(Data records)
..............................
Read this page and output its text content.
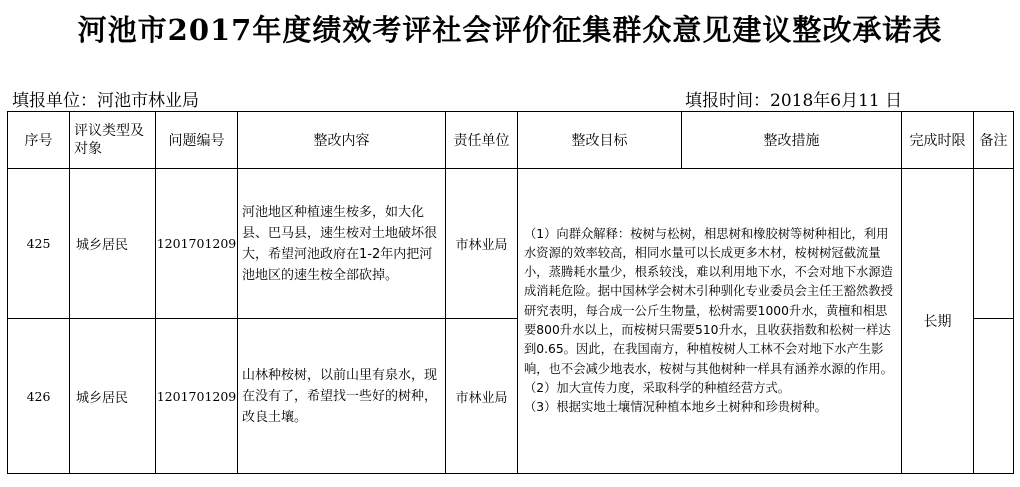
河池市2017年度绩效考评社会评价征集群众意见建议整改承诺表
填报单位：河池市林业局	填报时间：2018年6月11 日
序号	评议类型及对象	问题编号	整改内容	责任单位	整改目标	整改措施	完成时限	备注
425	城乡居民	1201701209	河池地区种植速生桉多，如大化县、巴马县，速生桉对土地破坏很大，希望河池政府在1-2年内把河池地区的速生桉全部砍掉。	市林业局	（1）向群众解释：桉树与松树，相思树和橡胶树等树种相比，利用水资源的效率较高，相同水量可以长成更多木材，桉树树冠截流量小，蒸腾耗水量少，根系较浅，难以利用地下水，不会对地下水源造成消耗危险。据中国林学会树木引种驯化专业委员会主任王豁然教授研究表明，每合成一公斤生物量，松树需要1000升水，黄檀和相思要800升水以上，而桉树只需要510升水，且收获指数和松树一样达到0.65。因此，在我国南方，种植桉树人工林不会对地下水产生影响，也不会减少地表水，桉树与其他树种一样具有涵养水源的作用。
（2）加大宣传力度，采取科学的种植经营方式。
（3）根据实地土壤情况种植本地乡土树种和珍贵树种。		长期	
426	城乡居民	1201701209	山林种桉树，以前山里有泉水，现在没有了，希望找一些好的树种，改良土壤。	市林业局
..............................
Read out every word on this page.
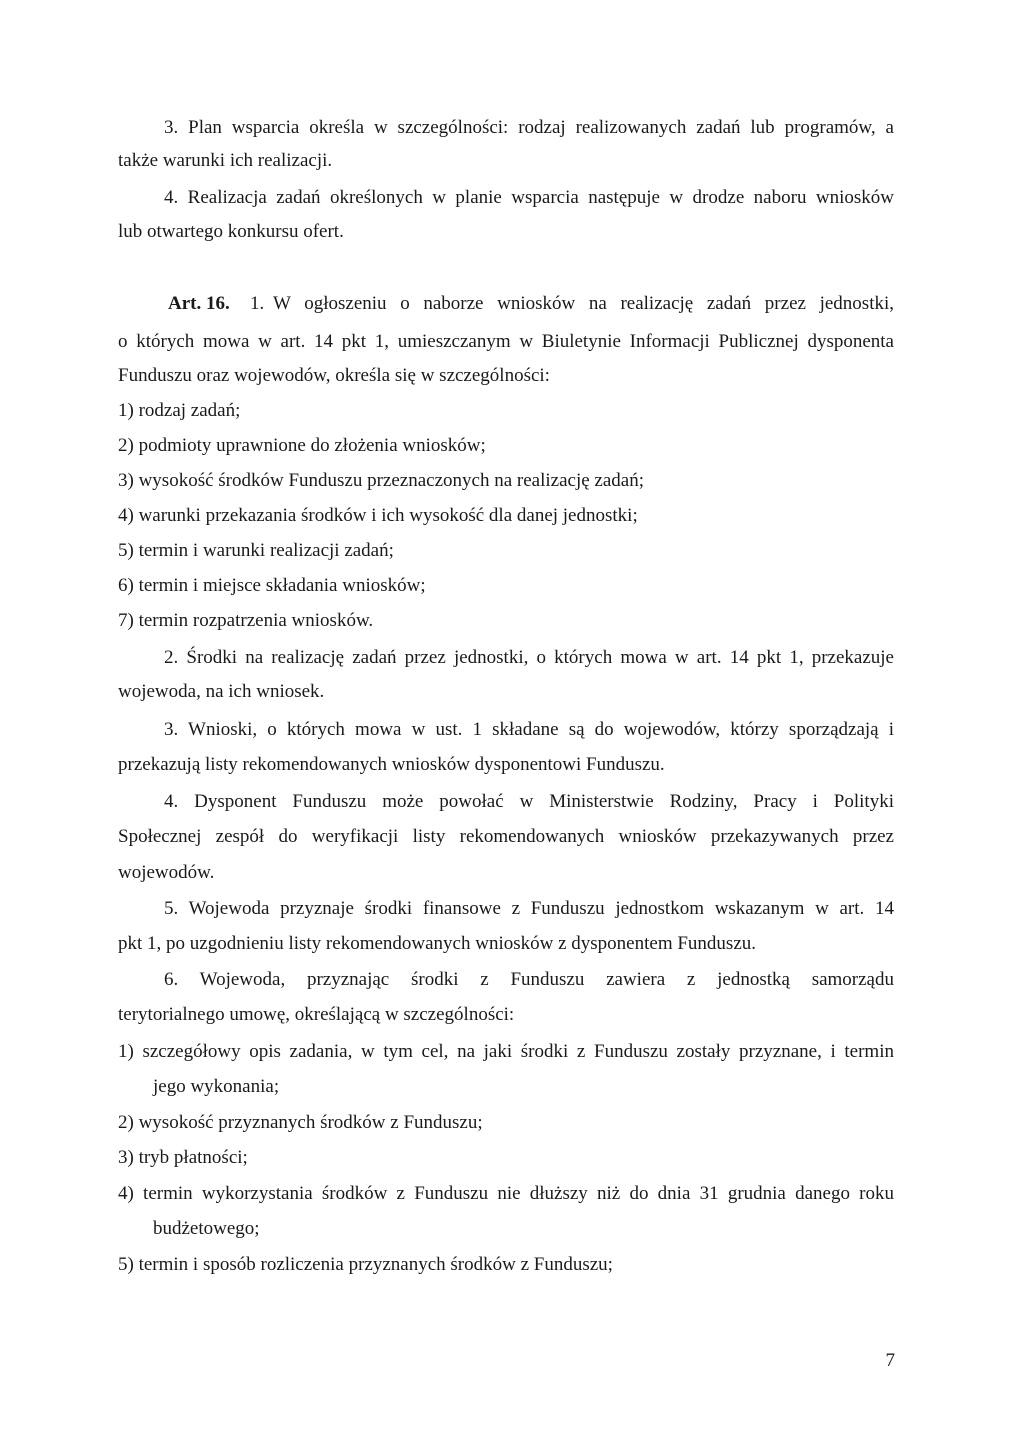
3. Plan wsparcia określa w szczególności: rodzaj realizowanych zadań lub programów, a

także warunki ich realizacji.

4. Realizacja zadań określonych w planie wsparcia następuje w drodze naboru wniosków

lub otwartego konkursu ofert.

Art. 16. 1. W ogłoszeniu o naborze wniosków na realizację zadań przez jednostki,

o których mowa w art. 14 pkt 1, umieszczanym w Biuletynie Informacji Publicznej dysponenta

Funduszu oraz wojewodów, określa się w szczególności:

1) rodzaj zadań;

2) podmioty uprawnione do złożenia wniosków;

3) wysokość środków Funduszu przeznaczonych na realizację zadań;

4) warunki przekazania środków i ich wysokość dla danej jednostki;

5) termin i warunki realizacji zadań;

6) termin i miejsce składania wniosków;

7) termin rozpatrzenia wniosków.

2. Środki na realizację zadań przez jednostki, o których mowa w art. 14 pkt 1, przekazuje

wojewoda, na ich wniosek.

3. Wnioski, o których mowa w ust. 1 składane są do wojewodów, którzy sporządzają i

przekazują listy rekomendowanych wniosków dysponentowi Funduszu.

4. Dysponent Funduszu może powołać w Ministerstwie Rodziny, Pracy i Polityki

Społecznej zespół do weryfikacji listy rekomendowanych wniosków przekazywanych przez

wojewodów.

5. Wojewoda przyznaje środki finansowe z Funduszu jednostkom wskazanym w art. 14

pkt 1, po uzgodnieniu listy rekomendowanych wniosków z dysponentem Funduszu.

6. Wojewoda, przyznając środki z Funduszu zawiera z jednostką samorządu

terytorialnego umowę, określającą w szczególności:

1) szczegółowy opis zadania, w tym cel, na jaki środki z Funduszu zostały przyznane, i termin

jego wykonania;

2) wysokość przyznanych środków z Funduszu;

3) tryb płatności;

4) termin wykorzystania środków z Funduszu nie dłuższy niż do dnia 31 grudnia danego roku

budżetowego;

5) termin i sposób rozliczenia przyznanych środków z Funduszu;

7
..............................
Problem
Scan the records for the string "realizacji". Copy each line in which it appears.

Result of the exercise
także warunki ich realizacji.
5) termin i warunki realizacji zadań;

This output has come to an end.